* _MATERIAL SUPPLIED_:
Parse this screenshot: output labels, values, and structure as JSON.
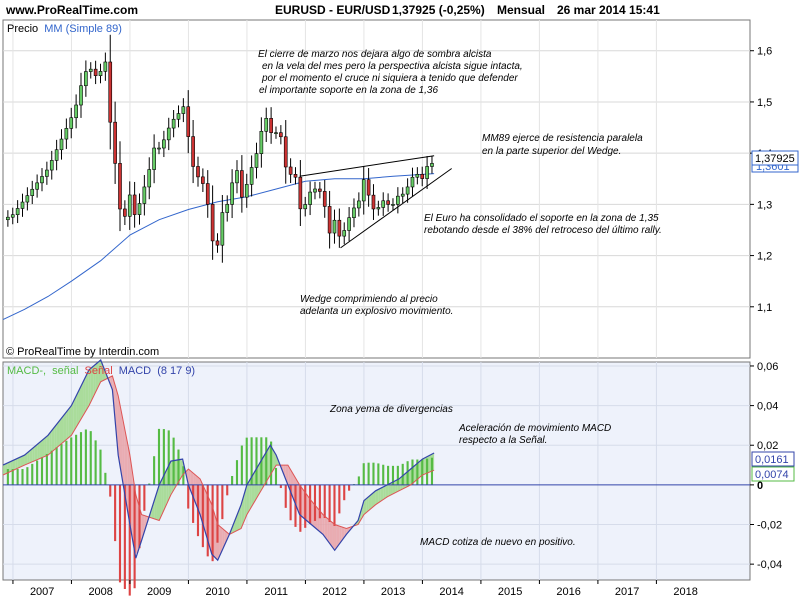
{
  "header": {
    "site": "www.ProRealTime.com",
    "symbol": "EURUSD - EUR/USD",
    "quote": "1,37925 (-0,25%)",
    "period": "Mensual",
    "datetime": "26 mar 2014 15:41"
  },
  "colors": {
    "up_candle": "#66cc66",
    "down_candle": "#cc3333",
    "ma_line": "#3366cc",
    "macd_line": "#3344aa",
    "signal_line": "#dd5555",
    "hist_pos": "#55bb44",
    "hist_neg": "#dd4444",
    "pane_bg": "#eef2fb",
    "wedge": "#000000"
  },
  "price_pane": {
    "legend_prefix": "Precio",
    "legend_ma": "MM (Simple 89)",
    "credit": "© ProRealTime by Interdin.com",
    "last_price_label": "1,37925",
    "ma_value_label": "1,3601",
    "annotations": [
      "El cierre de marzo nos dejara algo de sombra alcista",
      " en la vela del mes pero la perspectiva alcista sigue intacta,",
      " por el momento el cruce ni siquiera a tenido que defender",
      "el importante soporte en la zona de 1,36",
      "MM89 ejerce de resistencia paralela",
      "en la parte superior del Wedge.",
      "El Euro ha consolidado el soporte en la zona de 1,35",
      "rebotando desde el 38% del retroceso del último rally.",
      "Wedge comprimiendo al precio",
      "adelanta un explosivo movimiento."
    ]
  },
  "macd_pane": {
    "legend_macd_minus": "MACD-,",
    "legend_senal": "señal",
    "legend_senal2": "Señal",
    "legend_macd": "MACD",
    "legend_params": "(8 17 9)",
    "macd_value_label": "0,0161",
    "signal_value_label": "0,0074",
    "zero_label": "0",
    "annotations": [
      "Zona yema de divergencias",
      "Aceleración de movimiento MACD",
      "respecto a la Señal.",
      "MACD cotiza de nuevo en positivo."
    ]
  },
  "chart_data": {
    "type": "candlestick",
    "x_axis_labels": [
      "2007",
      "2008",
      "2009",
      "2010",
      "2011",
      "2012",
      "2013",
      "2014",
      "2015",
      "2016",
      "2017",
      "2018"
    ],
    "price_axis": {
      "ticks": [
        "1,1",
        "1,2",
        "1,3",
        "1,4",
        "1,5",
        "1,6"
      ],
      "range": [
        1.0,
        1.66
      ]
    },
    "macd_axis": {
      "ticks": [
        "-0,04",
        "-0,02",
        "0",
        "0,02",
        "0,04",
        "0,06"
      ],
      "range": [
        -0.048,
        0.062
      ]
    },
    "price_path": [
      [
        2006.83,
        1.27
      ],
      [
        2007.0,
        1.28
      ],
      [
        2007.2,
        1.31
      ],
      [
        2007.4,
        1.34
      ],
      [
        2007.6,
        1.37
      ],
      [
        2007.8,
        1.42
      ],
      [
        2008.0,
        1.47
      ],
      [
        2008.1,
        1.5
      ],
      [
        2008.2,
        1.55
      ],
      [
        2008.3,
        1.57
      ],
      [
        2008.4,
        1.55
      ],
      [
        2008.5,
        1.56
      ],
      [
        2008.55,
        1.59
      ],
      [
        2008.6,
        1.57
      ],
      [
        2008.65,
        1.47
      ],
      [
        2008.72,
        1.42
      ],
      [
        2008.8,
        1.3
      ],
      [
        2008.9,
        1.27
      ],
      [
        2009.0,
        1.32
      ],
      [
        2009.1,
        1.27
      ],
      [
        2009.2,
        1.32
      ],
      [
        2009.3,
        1.35
      ],
      [
        2009.4,
        1.41
      ],
      [
        2009.5,
        1.41
      ],
      [
        2009.6,
        1.43
      ],
      [
        2009.7,
        1.46
      ],
      [
        2009.85,
        1.48
      ],
      [
        2009.9,
        1.5
      ],
      [
        2010.0,
        1.43
      ],
      [
        2010.1,
        1.36
      ],
      [
        2010.2,
        1.35
      ],
      [
        2010.3,
        1.33
      ],
      [
        2010.4,
        1.23
      ],
      [
        2010.5,
        1.22
      ],
      [
        2010.6,
        1.3
      ],
      [
        2010.7,
        1.3
      ],
      [
        2010.8,
        1.39
      ],
      [
        2010.9,
        1.31
      ],
      [
        2011.0,
        1.34
      ],
      [
        2011.1,
        1.38
      ],
      [
        2011.2,
        1.41
      ],
      [
        2011.3,
        1.48
      ],
      [
        2011.4,
        1.44
      ],
      [
        2011.5,
        1.44
      ],
      [
        2011.6,
        1.43
      ],
      [
        2011.7,
        1.34
      ],
      [
        2011.8,
        1.38
      ],
      [
        2011.9,
        1.29
      ],
      [
        2012.0,
        1.3
      ],
      [
        2012.1,
        1.33
      ],
      [
        2012.2,
        1.33
      ],
      [
        2012.3,
        1.32
      ],
      [
        2012.4,
        1.24
      ],
      [
        2012.5,
        1.27
      ],
      [
        2012.6,
        1.23
      ],
      [
        2012.7,
        1.26
      ],
      [
        2012.8,
        1.29
      ],
      [
        2012.9,
        1.3
      ],
      [
        2013.0,
        1.35
      ],
      [
        2013.1,
        1.31
      ],
      [
        2013.2,
        1.28
      ],
      [
        2013.3,
        1.31
      ],
      [
        2013.4,
        1.3
      ],
      [
        2013.5,
        1.3
      ],
      [
        2013.6,
        1.32
      ],
      [
        2013.7,
        1.32
      ],
      [
        2013.8,
        1.35
      ],
      [
        2013.9,
        1.36
      ],
      [
        2014.0,
        1.35
      ],
      [
        2014.1,
        1.38
      ],
      [
        2014.2,
        1.38
      ]
    ],
    "ma89": [
      [
        2006.83,
        1.075
      ],
      [
        2007.2,
        1.095
      ],
      [
        2007.6,
        1.12
      ],
      [
        2008.0,
        1.15
      ],
      [
        2008.5,
        1.19
      ],
      [
        2009.0,
        1.24
      ],
      [
        2009.5,
        1.27
      ],
      [
        2010.0,
        1.29
      ],
      [
        2010.5,
        1.305
      ],
      [
        2011.0,
        1.315
      ],
      [
        2011.5,
        1.33
      ],
      [
        2012.0,
        1.345
      ],
      [
        2012.5,
        1.35
      ],
      [
        2013.0,
        1.35
      ],
      [
        2013.5,
        1.355
      ],
      [
        2014.2,
        1.36
      ]
    ],
    "wedge_upper": [
      [
        2011.9,
        1.355
      ],
      [
        2014.2,
        1.395
      ]
    ],
    "wedge_lower": [
      [
        2012.6,
        1.215
      ],
      [
        2014.5,
        1.37
      ]
    ],
    "macd_path": [
      [
        2006.83,
        0.01
      ],
      [
        2007.2,
        0.015
      ],
      [
        2007.6,
        0.025
      ],
      [
        2008.0,
        0.04
      ],
      [
        2008.3,
        0.058
      ],
      [
        2008.5,
        0.063
      ],
      [
        2008.7,
        0.048
      ],
      [
        2008.8,
        0.015
      ],
      [
        2009.0,
        -0.02
      ],
      [
        2009.1,
        -0.037
      ],
      [
        2009.2,
        -0.028
      ],
      [
        2009.5,
        0.0
      ],
      [
        2009.7,
        0.012
      ],
      [
        2009.9,
        0.013
      ],
      [
        2010.0,
        0.0
      ],
      [
        2010.2,
        -0.015
      ],
      [
        2010.4,
        -0.035
      ],
      [
        2010.5,
        -0.038
      ],
      [
        2010.7,
        -0.025
      ],
      [
        2010.9,
        -0.01
      ],
      [
        2011.0,
        0.0
      ],
      [
        2011.2,
        0.01
      ],
      [
        2011.4,
        0.02
      ],
      [
        2011.5,
        0.015
      ],
      [
        2011.7,
        0.0
      ],
      [
        2011.9,
        -0.015
      ],
      [
        2012.1,
        -0.02
      ],
      [
        2012.3,
        -0.025
      ],
      [
        2012.5,
        -0.033
      ],
      [
        2012.7,
        -0.025
      ],
      [
        2012.9,
        -0.018
      ],
      [
        2013.0,
        -0.008
      ],
      [
        2013.2,
        -0.003
      ],
      [
        2013.4,
        0.0
      ],
      [
        2013.6,
        0.003
      ],
      [
        2013.8,
        0.008
      ],
      [
        2014.0,
        0.013
      ],
      [
        2014.2,
        0.0161
      ]
    ],
    "signal_path": [
      [
        2006.83,
        0.005
      ],
      [
        2007.2,
        0.01
      ],
      [
        2007.6,
        0.015
      ],
      [
        2008.0,
        0.025
      ],
      [
        2008.3,
        0.04
      ],
      [
        2008.5,
        0.052
      ],
      [
        2008.7,
        0.055
      ],
      [
        2008.8,
        0.045
      ],
      [
        2009.0,
        0.015
      ],
      [
        2009.1,
        -0.005
      ],
      [
        2009.2,
        -0.015
      ],
      [
        2009.5,
        -0.018
      ],
      [
        2009.7,
        -0.005
      ],
      [
        2009.9,
        0.005
      ],
      [
        2010.0,
        0.008
      ],
      [
        2010.2,
        0.003
      ],
      [
        2010.4,
        -0.01
      ],
      [
        2010.5,
        -0.02
      ],
      [
        2010.7,
        -0.025
      ],
      [
        2010.9,
        -0.022
      ],
      [
        2011.0,
        -0.015
      ],
      [
        2011.2,
        -0.005
      ],
      [
        2011.4,
        0.005
      ],
      [
        2011.5,
        0.01
      ],
      [
        2011.7,
        0.01
      ],
      [
        2011.9,
        0.0
      ],
      [
        2012.1,
        -0.008
      ],
      [
        2012.3,
        -0.015
      ],
      [
        2012.5,
        -0.02
      ],
      [
        2012.7,
        -0.022
      ],
      [
        2012.9,
        -0.02
      ],
      [
        2013.0,
        -0.015
      ],
      [
        2013.2,
        -0.01
      ],
      [
        2013.4,
        -0.006
      ],
      [
        2013.6,
        -0.003
      ],
      [
        2013.8,
        0.0
      ],
      [
        2014.0,
        0.005
      ],
      [
        2014.2,
        0.0074
      ]
    ]
  }
}
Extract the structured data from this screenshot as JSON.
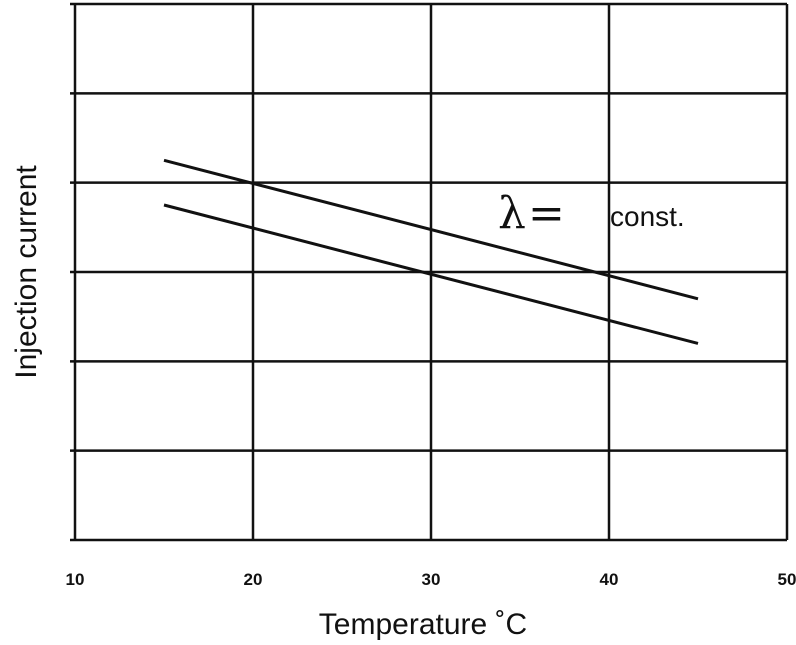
{
  "chart_data": {
    "type": "line",
    "title": "",
    "xlabel": "Temperature ˚C",
    "ylabel": "Injection current",
    "xlim": [
      10,
      50
    ],
    "ylim": [
      0,
      6
    ],
    "x_ticks": [
      10,
      20,
      30,
      40,
      50
    ],
    "x_tick_labels": [
      "10",
      "20",
      "30",
      "40",
      "50"
    ],
    "y_ticks": [
      0,
      1,
      2,
      3,
      4,
      5,
      6
    ],
    "y_tick_labels": [],
    "grid": true,
    "series": [
      {
        "x": [
          15,
          45
        ],
        "y": [
          4.25,
          2.7
        ]
      },
      {
        "x": [
          15,
          45
        ],
        "y": [
          3.75,
          2.2
        ]
      }
    ],
    "annotation": {
      "symbol": "λ",
      "equals": "=",
      "text": "const."
    },
    "colors": {
      "line": "#111111",
      "grid": "#111111",
      "background": "#ffffff"
    }
  }
}
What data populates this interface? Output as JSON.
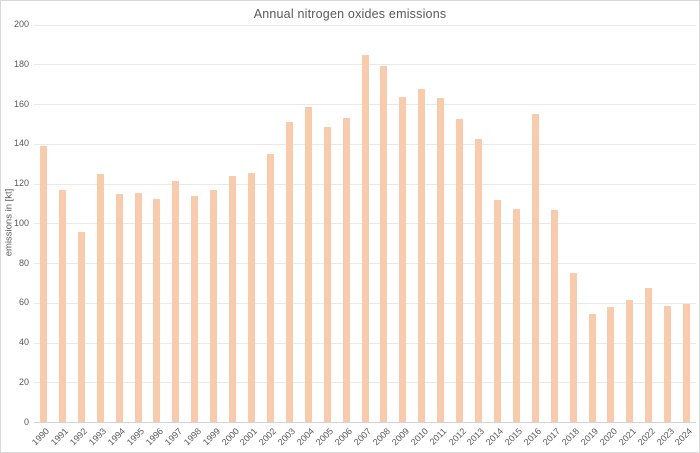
{
  "chart_data": {
    "type": "bar",
    "title": "Annual nitrogen oxides emissions",
    "xlabel": "",
    "ylabel": "emissions in [kt]",
    "categories": [
      "1990",
      "1991",
      "1992",
      "1993",
      "1994",
      "1995",
      "1996",
      "1997",
      "1998",
      "1999",
      "2000",
      "2001",
      "2002",
      "2003",
      "2004",
      "2005",
      "2006",
      "2007",
      "2008",
      "2009",
      "2010",
      "2011",
      "2012",
      "2013",
      "2014",
      "2015",
      "2016",
      "2017",
      "2018",
      "2019",
      "2020",
      "2021",
      "2022",
      "2023",
      "2024"
    ],
    "values": [
      139,
      117,
      95.5,
      125,
      114.5,
      115,
      112,
      121.5,
      113.5,
      117,
      124,
      125.5,
      135,
      151,
      158.5,
      148.5,
      153,
      184.5,
      179,
      163.5,
      167.5,
      163,
      152.5,
      142.5,
      111.5,
      107,
      155,
      106.5,
      75,
      54.5,
      58,
      61.5,
      67.5,
      58.5,
      59.5
    ],
    "ylim": [
      0,
      200
    ],
    "ytick_step": 20,
    "grid": true,
    "legend": "none",
    "bar_color": "#F8CBAD",
    "text_color": "#595959",
    "gridline_color": "#E9E9E9",
    "axis_color": "#D2D2D2",
    "border_color": "#D9D9D9"
  }
}
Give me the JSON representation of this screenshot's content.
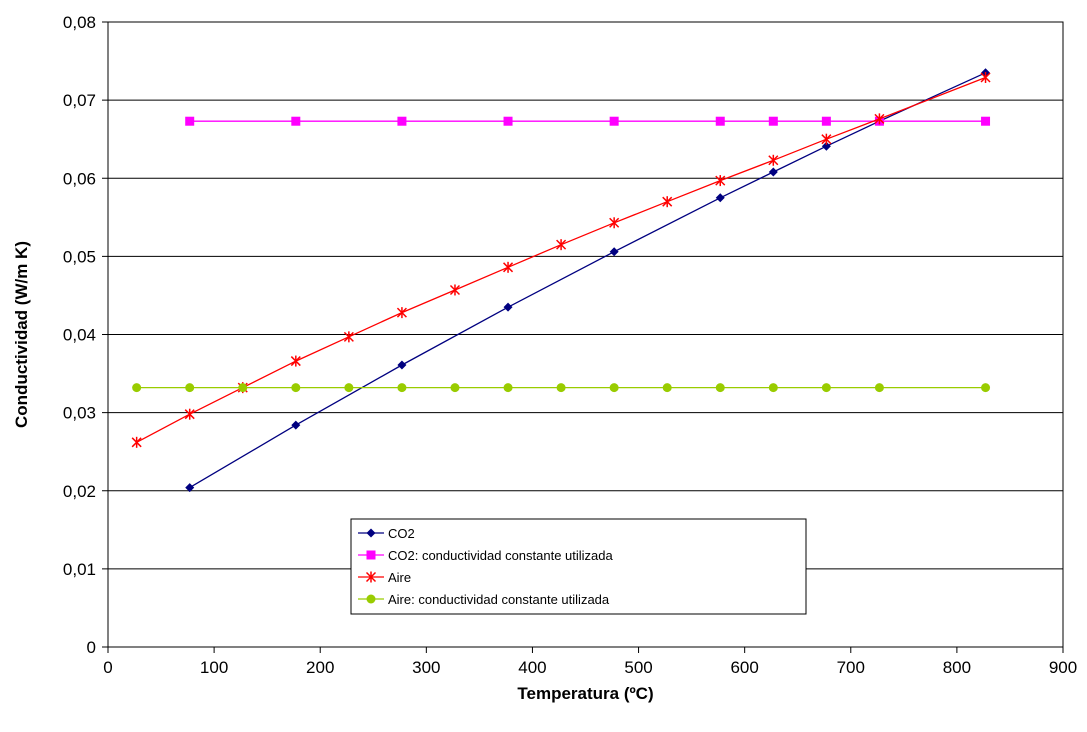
{
  "chart_data": {
    "type": "line",
    "xlabel": "Temperatura (ºC)",
    "ylabel": "Conductividad (W/m K)",
    "xlim": [
      0,
      900
    ],
    "ylim": [
      0,
      0.08
    ],
    "xticks": [
      0,
      100,
      200,
      300,
      400,
      500,
      600,
      700,
      800,
      900
    ],
    "yticks": [
      0,
      0.01,
      0.02,
      0.03,
      0.04,
      0.05,
      0.06,
      0.07,
      0.08
    ],
    "xtick_labels": [
      "0",
      "100",
      "200",
      "300",
      "400",
      "500",
      "600",
      "700",
      "800",
      "900"
    ],
    "ytick_labels": [
      "0",
      "0,01",
      "0,02",
      "0,03",
      "0,04",
      "0,05",
      "0,06",
      "0,07",
      "0,08"
    ],
    "grid": "horizontal",
    "legend_position": "lower-center",
    "series": [
      {
        "name": "CO2",
        "color": "#000080",
        "marker": "diamond",
        "x": [
          77,
          177,
          277,
          377,
          477,
          577,
          627,
          677,
          727,
          827
        ],
        "y": [
          0.0204,
          0.0284,
          0.0361,
          0.0435,
          0.0506,
          0.0575,
          0.0608,
          0.0641,
          0.0673,
          0.0735
        ]
      },
      {
        "name": "CO2: conductividad constante utilizada",
        "color": "#FF00FF",
        "marker": "square",
        "x": [
          77,
          177,
          277,
          377,
          477,
          577,
          627,
          677,
          727,
          827
        ],
        "y": [
          0.0673,
          0.0673,
          0.0673,
          0.0673,
          0.0673,
          0.0673,
          0.0673,
          0.0673,
          0.0673,
          0.0673
        ]
      },
      {
        "name": "Aire",
        "color": "#FF0000",
        "marker": "star",
        "x": [
          27,
          77,
          127,
          177,
          227,
          277,
          327,
          377,
          427,
          477,
          527,
          577,
          627,
          677,
          727,
          827
        ],
        "y": [
          0.0262,
          0.0298,
          0.0332,
          0.0366,
          0.0397,
          0.0428,
          0.0457,
          0.0486,
          0.0515,
          0.0543,
          0.057,
          0.0597,
          0.0623,
          0.065,
          0.0676,
          0.0729
        ]
      },
      {
        "name": "Aire: conductividad constante utilizada",
        "color": "#99CC00",
        "marker": "circle",
        "x": [
          27,
          77,
          127,
          177,
          227,
          277,
          327,
          377,
          427,
          477,
          527,
          577,
          627,
          677,
          727,
          827
        ],
        "y": [
          0.0332,
          0.0332,
          0.0332,
          0.0332,
          0.0332,
          0.0332,
          0.0332,
          0.0332,
          0.0332,
          0.0332,
          0.0332,
          0.0332,
          0.0332,
          0.0332,
          0.0332,
          0.0332
        ]
      }
    ]
  }
}
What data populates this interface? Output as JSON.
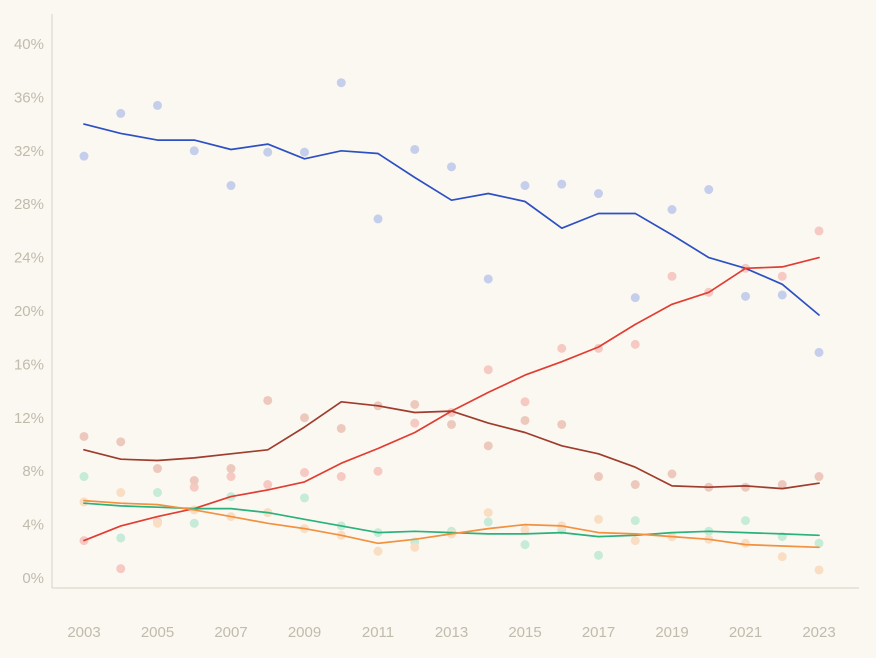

* _TASK DETAILS_:
Find every line with "constante" in the listing and state how many there are, nothing else.

* _SOLUTION TO THIS EXERCISE_:
2